== Information shown ==
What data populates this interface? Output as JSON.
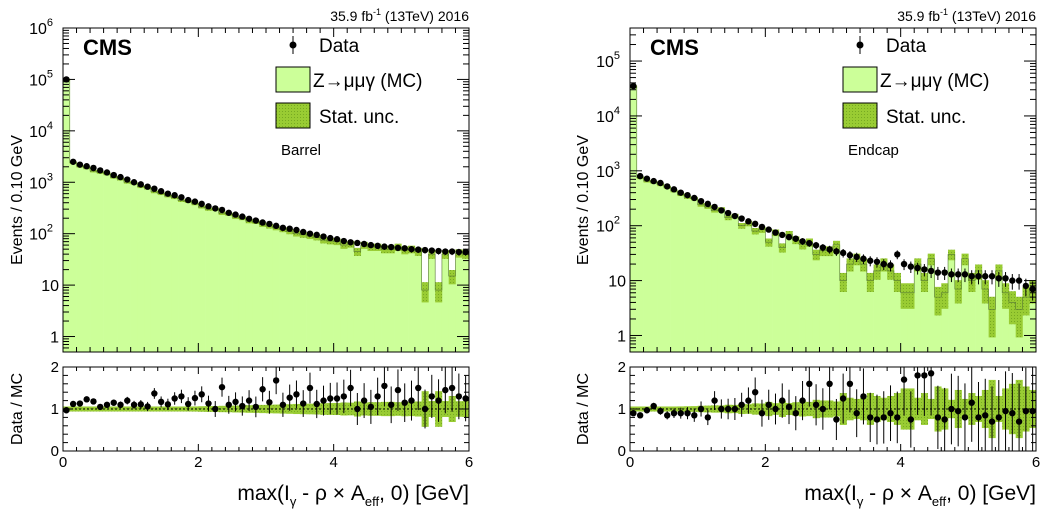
{
  "figure": {
    "lumi_label": "35.9 fb",
    "lumi_exp": "-1",
    "lumi_rest": " (13TeV) 2016",
    "experiment": "CMS",
    "xlabel_main": "max(I",
    "xlabel_sub1": "γ",
    "xlabel_mid": " - ρ × A",
    "xlabel_sub2": "eff",
    "xlabel_end": ", 0) [GeV]",
    "top_ylabel": "Events / 0.10 GeV",
    "ratio_ylabel": "Data / MC",
    "legend": {
      "data": "Data",
      "mc": "Z→μμγ (MC)",
      "unc": "Stat. unc."
    },
    "colors": {
      "mc_fill": "#ccff99",
      "unc_fill": "#99cc33",
      "data": "#000000"
    }
  },
  "chart_data": [
    {
      "type": "bar",
      "region": "Barrel",
      "xlim": [
        0,
        6
      ],
      "ylim": [
        0.5,
        1000000
      ],
      "yscale": "log",
      "ratio_ylim": [
        0,
        2
      ],
      "x_ticks": [
        "0",
        "2",
        "4",
        "6"
      ],
      "y_ticks": [
        {
          "v": 1000000,
          "label": "10",
          "exp": "6"
        },
        {
          "v": 100000,
          "label": "10",
          "exp": "5"
        },
        {
          "v": 10000,
          "label": "10",
          "exp": "4"
        },
        {
          "v": 1000,
          "label": "10",
          "exp": "3"
        },
        {
          "v": 100,
          "label": "10",
          "exp": "2"
        },
        {
          "v": 10,
          "label": "10",
          "exp": ""
        },
        {
          "v": 1,
          "label": "1",
          "exp": ""
        }
      ],
      "ratio_ticks": [
        "0",
        "1",
        "2"
      ],
      "bin_width": 0.1,
      "data": [
        100000,
        2500,
        2200,
        2050,
        1900,
        1700,
        1550,
        1380,
        1260,
        1130,
        1000,
        910,
        820,
        750,
        670,
        600,
        560,
        510,
        450,
        420,
        380,
        340,
        310,
        290,
        255,
        235,
        215,
        195,
        180,
        165,
        155,
        142,
        130,
        125,
        118,
        108,
        100,
        95,
        88,
        82,
        78,
        72,
        68,
        66,
        63,
        60,
        58,
        56,
        55,
        53,
        52,
        50,
        49,
        48,
        47,
        46,
        45,
        45,
        44,
        44
      ],
      "mc": [
        98000,
        2400,
        2050,
        1900,
        1650,
        1550,
        1450,
        1250,
        1150,
        1000,
        950,
        820,
        770,
        650,
        600,
        540,
        500,
        440,
        420,
        380,
        330,
        300,
        300,
        250,
        240,
        210,
        200,
        175,
        170,
        150,
        140,
        130,
        120,
        110,
        100,
        95,
        90,
        85,
        75,
        72,
        70,
        60,
        63,
        45,
        60,
        55,
        55,
        50,
        50,
        55,
        48,
        50,
        45,
        8,
        40,
        8,
        40,
        15,
        42,
        40
      ],
      "ratio": [
        0.97,
        1.12,
        1.13,
        1.23,
        1.18,
        1.05,
        1.1,
        1.15,
        1.1,
        1.2,
        1.1,
        1.11,
        1.06,
        1.37,
        1.17,
        1.11,
        1.25,
        1.3,
        1.12,
        1.26,
        1.35,
        1.13,
        1.0,
        1.52,
        1.1,
        1.17,
        1.07,
        1.2,
        1.05,
        1.47,
        1.16,
        1.68,
        1.1,
        1.27,
        1.35,
        1.13,
        1.5,
        1.12,
        1.2,
        1.25,
        1.25,
        1.3,
        1.5,
        1.0,
        1.2,
        1.05,
        1.3,
        1.55,
        1.1,
        1.45,
        1.15,
        1.2,
        1.5,
        1.0,
        1.3,
        1.2,
        1.45,
        1.5,
        1.3,
        1.25
      ]
    },
    {
      "type": "bar",
      "region": "Endcap",
      "xlim": [
        0,
        6
      ],
      "ylim": [
        0.5,
        400000
      ],
      "yscale": "log",
      "ratio_ylim": [
        0,
        2
      ],
      "x_ticks": [
        "0",
        "2",
        "4",
        "6"
      ],
      "y_ticks": [
        {
          "v": 100000,
          "label": "10",
          "exp": "5"
        },
        {
          "v": 10000,
          "label": "10",
          "exp": "4"
        },
        {
          "v": 1000,
          "label": "10",
          "exp": "3"
        },
        {
          "v": 100,
          "label": "10",
          "exp": "2"
        },
        {
          "v": 10,
          "label": "10",
          "exp": ""
        },
        {
          "v": 1,
          "label": "1",
          "exp": ""
        }
      ],
      "ratio_ticks": [
        "0",
        "1",
        "2"
      ],
      "bin_width": 0.1,
      "data": [
        35000,
        800,
        720,
        650,
        600,
        520,
        460,
        400,
        360,
        320,
        280,
        250,
        220,
        190,
        170,
        150,
        135,
        120,
        108,
        95,
        85,
        75,
        68,
        62,
        58,
        52,
        48,
        44,
        40,
        37,
        34,
        32,
        29,
        27,
        25,
        23,
        22,
        20,
        19,
        30,
        20,
        18,
        17,
        16,
        15,
        14,
        14,
        13,
        13,
        13,
        12,
        12,
        12,
        12,
        11,
        11,
        10,
        10,
        8,
        7
      ],
      "mc": [
        34000,
        750,
        650,
        620,
        560,
        500,
        430,
        370,
        330,
        310,
        240,
        220,
        190,
        200,
        140,
        150,
        100,
        110,
        80,
        85,
        50,
        75,
        40,
        70,
        55,
        45,
        50,
        30,
        35,
        35,
        45,
        10,
        20,
        25,
        20,
        10,
        15,
        20,
        15,
        10,
        6,
        6,
        20,
        10,
        25,
        5,
        6,
        30,
        7,
        25,
        10,
        15,
        7,
        3,
        15,
        6,
        4,
        3,
        5,
        7
      ],
      "ratio": [
        0.9,
        0.85,
        0.97,
        1.07,
        0.95,
        0.85,
        0.9,
        0.9,
        0.9,
        0.85,
        1.0,
        0.8,
        1.2,
        1.0,
        1.0,
        1.0,
        1.1,
        1.2,
        1.4,
        0.9,
        1.1,
        1.0,
        1.2,
        1.05,
        0.9,
        1.2,
        1.6,
        1.1,
        1.0,
        1.6,
        0.75,
        1.25,
        1.6,
        0.9,
        1.3,
        0.8,
        0.75,
        0.8,
        0.9,
        0.8,
        1.7,
        0.75,
        1.8,
        1.8,
        1.85,
        0.8,
        0.75,
        1.0,
        0.95,
        0.8,
        1.15,
        0.8,
        0.85,
        0.7,
        0.8,
        0.95,
        0.9,
        0.7,
        0.95,
        0.95
      ]
    }
  ]
}
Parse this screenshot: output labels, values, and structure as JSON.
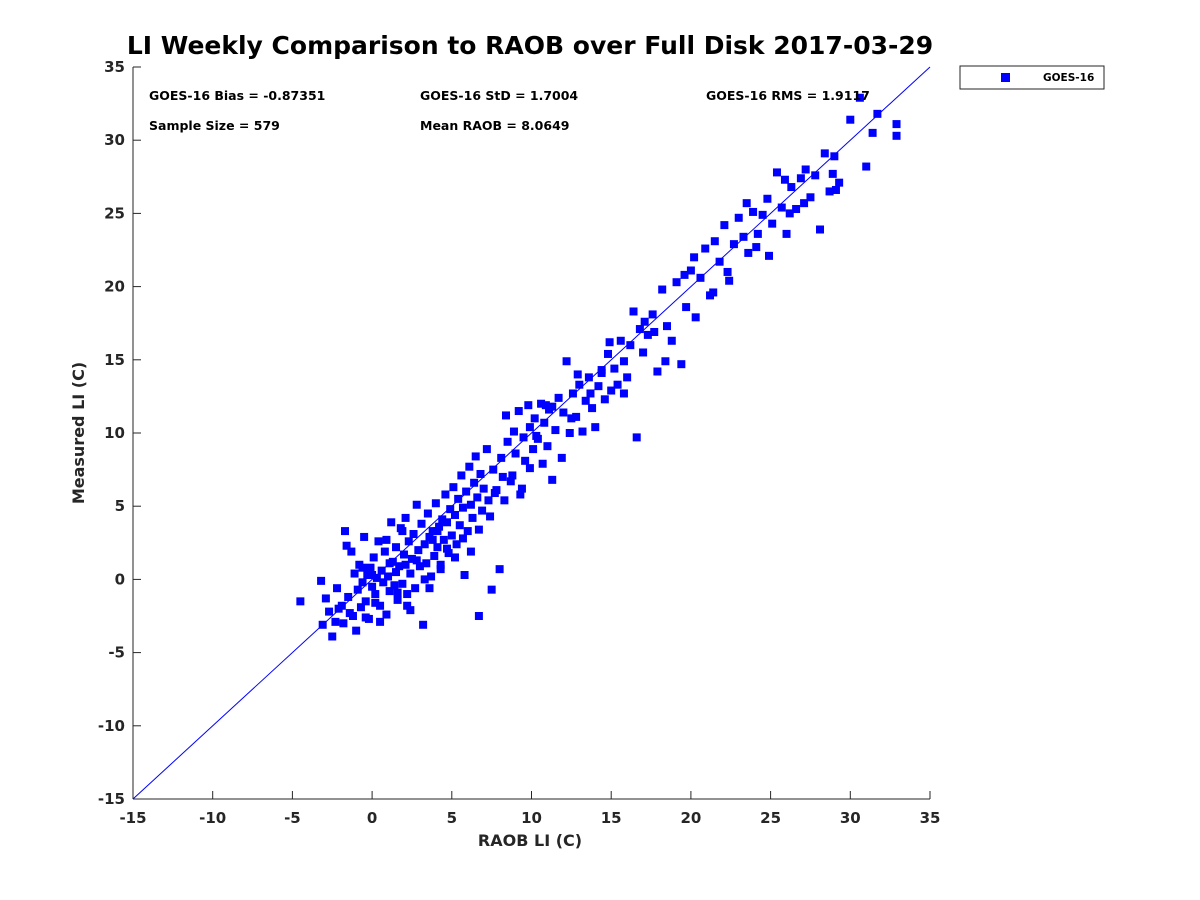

== Stated task ==
Make an exact copy of the whole listing, but don't bring over any pictures.

== Answer to this problem ==
What data populates this interface? Output as JSON.
{
  "figure": {
    "lumi_label": "35.9 fb",
    "lumi_exp": "-1",
    "lumi_rest": " (13TeV) 2016",
    "experiment": "CMS",
    "xlabel_main": "max(I",
    "xlabel_sub1": "γ",
    "xlabel_mid": " - ρ × A",
    "xlabel_sub2": "eff",
    "xlabel_end": ", 0) [GeV]",
    "top_ylabel": "Events / 0.10 GeV",
    "ratio_ylabel": "Data / MC",
    "legend": {
      "data": "Data",
      "mc": "Z→μμγ (MC)",
      "unc": "Stat. unc."
    },
    "colors": {
      "mc_fill": "#ccff99",
      "unc_fill": "#99cc33",
      "data": "#000000"
    }
  },
  "chart_data": [
    {
      "type": "bar",
      "region": "Barrel",
      "xlim": [
        0,
        6
      ],
      "ylim": [
        0.5,
        1000000
      ],
      "yscale": "log",
      "ratio_ylim": [
        0,
        2
      ],
      "x_ticks": [
        "0",
        "2",
        "4",
        "6"
      ],
      "y_ticks": [
        {
          "v": 1000000,
          "label": "10",
          "exp": "6"
        },
        {
          "v": 100000,
          "label": "10",
          "exp": "5"
        },
        {
          "v": 10000,
          "label": "10",
          "exp": "4"
        },
        {
          "v": 1000,
          "label": "10",
          "exp": "3"
        },
        {
          "v": 100,
          "label": "10",
          "exp": "2"
        },
        {
          "v": 10,
          "label": "10",
          "exp": ""
        },
        {
          "v": 1,
          "label": "1",
          "exp": ""
        }
      ],
      "ratio_ticks": [
        "0",
        "1",
        "2"
      ],
      "bin_width": 0.1,
      "data": [
        100000,
        2500,
        2200,
        2050,
        1900,
        1700,
        1550,
        1380,
        1260,
        1130,
        1000,
        910,
        820,
        750,
        670,
        600,
        560,
        510,
        450,
        420,
        380,
        340,
        310,
        290,
        255,
        235,
        215,
        195,
        180,
        165,
        155,
        142,
        130,
        125,
        118,
        108,
        100,
        95,
        88,
        82,
        78,
        72,
        68,
        66,
        63,
        60,
        58,
        56,
        55,
        53,
        52,
        50,
        49,
        48,
        47,
        46,
        45,
        45,
        44,
        44
      ],
      "mc": [
        98000,
        2400,
        2050,
        1900,
        1650,
        1550,
        1450,
        1250,
        1150,
        1000,
        950,
        820,
        770,
        650,
        600,
        540,
        500,
        440,
        420,
        380,
        330,
        300,
        300,
        250,
        240,
        210,
        200,
        175,
        170,
        150,
        140,
        130,
        120,
        110,
        100,
        95,
        90,
        85,
        75,
        72,
        70,
        60,
        63,
        45,
        60,
        55,
        55,
        50,
        50,
        55,
        48,
        50,
        45,
        8,
        40,
        8,
        40,
        15,
        42,
        40
      ],
      "ratio": [
        0.97,
        1.12,
        1.13,
        1.23,
        1.18,
        1.05,
        1.1,
        1.15,
        1.1,
        1.2,
        1.1,
        1.11,
        1.06,
        1.37,
        1.17,
        1.11,
        1.25,
        1.3,
        1.12,
        1.26,
        1.35,
        1.13,
        1.0,
        1.52,
        1.1,
        1.17,
        1.07,
        1.2,
        1.05,
        1.47,
        1.16,
        1.68,
        1.1,
        1.27,
        1.35,
        1.13,
        1.5,
        1.12,
        1.2,
        1.25,
        1.25,
        1.3,
        1.5,
        1.0,
        1.2,
        1.05,
        1.3,
        1.55,
        1.1,
        1.45,
        1.15,
        1.2,
        1.5,
        1.0,
        1.3,
        1.2,
        1.45,
        1.5,
        1.3,
        1.25
      ]
    },
    {
      "type": "bar",
      "region": "Endcap",
      "xlim": [
        0,
        6
      ],
      "ylim": [
        0.5,
        400000
      ],
      "yscale": "log",
      "ratio_ylim": [
        0,
        2
      ],
      "x_ticks": [
        "0",
        "2",
        "4",
        "6"
      ],
      "y_ticks": [
        {
          "v": 100000,
          "label": "10",
          "exp": "5"
        },
        {
          "v": 10000,
          "label": "10",
          "exp": "4"
        },
        {
          "v": 1000,
          "label": "10",
          "exp": "3"
        },
        {
          "v": 100,
          "label": "10",
          "exp": "2"
        },
        {
          "v": 10,
          "label": "10",
          "exp": ""
        },
        {
          "v": 1,
          "label": "1",
          "exp": ""
        }
      ],
      "ratio_ticks": [
        "0",
        "1",
        "2"
      ],
      "bin_width": 0.1,
      "data": [
        35000,
        800,
        720,
        650,
        600,
        520,
        460,
        400,
        360,
        320,
        280,
        250,
        220,
        190,
        170,
        150,
        135,
        120,
        108,
        95,
        85,
        75,
        68,
        62,
        58,
        52,
        48,
        44,
        40,
        37,
        34,
        32,
        29,
        27,
        25,
        23,
        22,
        20,
        19,
        30,
        20,
        18,
        17,
        16,
        15,
        14,
        14,
        13,
        13,
        13,
        12,
        12,
        12,
        12,
        11,
        11,
        10,
        10,
        8,
        7
      ],
      "mc": [
        34000,
        750,
        650,
        620,
        560,
        500,
        430,
        370,
        330,
        310,
        240,
        220,
        190,
        200,
        140,
        150,
        100,
        110,
        80,
        85,
        50,
        75,
        40,
        70,
        55,
        45,
        50,
        30,
        35,
        35,
        45,
        10,
        20,
        25,
        20,
        10,
        15,
        20,
        15,
        10,
        6,
        6,
        20,
        10,
        25,
        5,
        6,
        30,
        7,
        25,
        10,
        15,
        7,
        3,
        15,
        6,
        4,
        3,
        5,
        7
      ],
      "ratio": [
        0.9,
        0.85,
        0.97,
        1.07,
        0.95,
        0.85,
        0.9,
        0.9,
        0.9,
        0.85,
        1.0,
        0.8,
        1.2,
        1.0,
        1.0,
        1.0,
        1.1,
        1.2,
        1.4,
        0.9,
        1.1,
        1.0,
        1.2,
        1.05,
        0.9,
        1.2,
        1.6,
        1.1,
        1.0,
        1.6,
        0.75,
        1.25,
        1.6,
        0.9,
        1.3,
        0.8,
        0.75,
        0.8,
        0.9,
        0.8,
        1.7,
        0.75,
        1.8,
        1.8,
        1.85,
        0.8,
        0.75,
        1.0,
        0.95,
        0.8,
        1.15,
        0.8,
        0.85,
        0.7,
        0.8,
        0.95,
        0.9,
        0.7,
        0.95,
        0.95
      ]
    }
  ]
}
Parse this screenshot: output labels, values, and structure as JSON.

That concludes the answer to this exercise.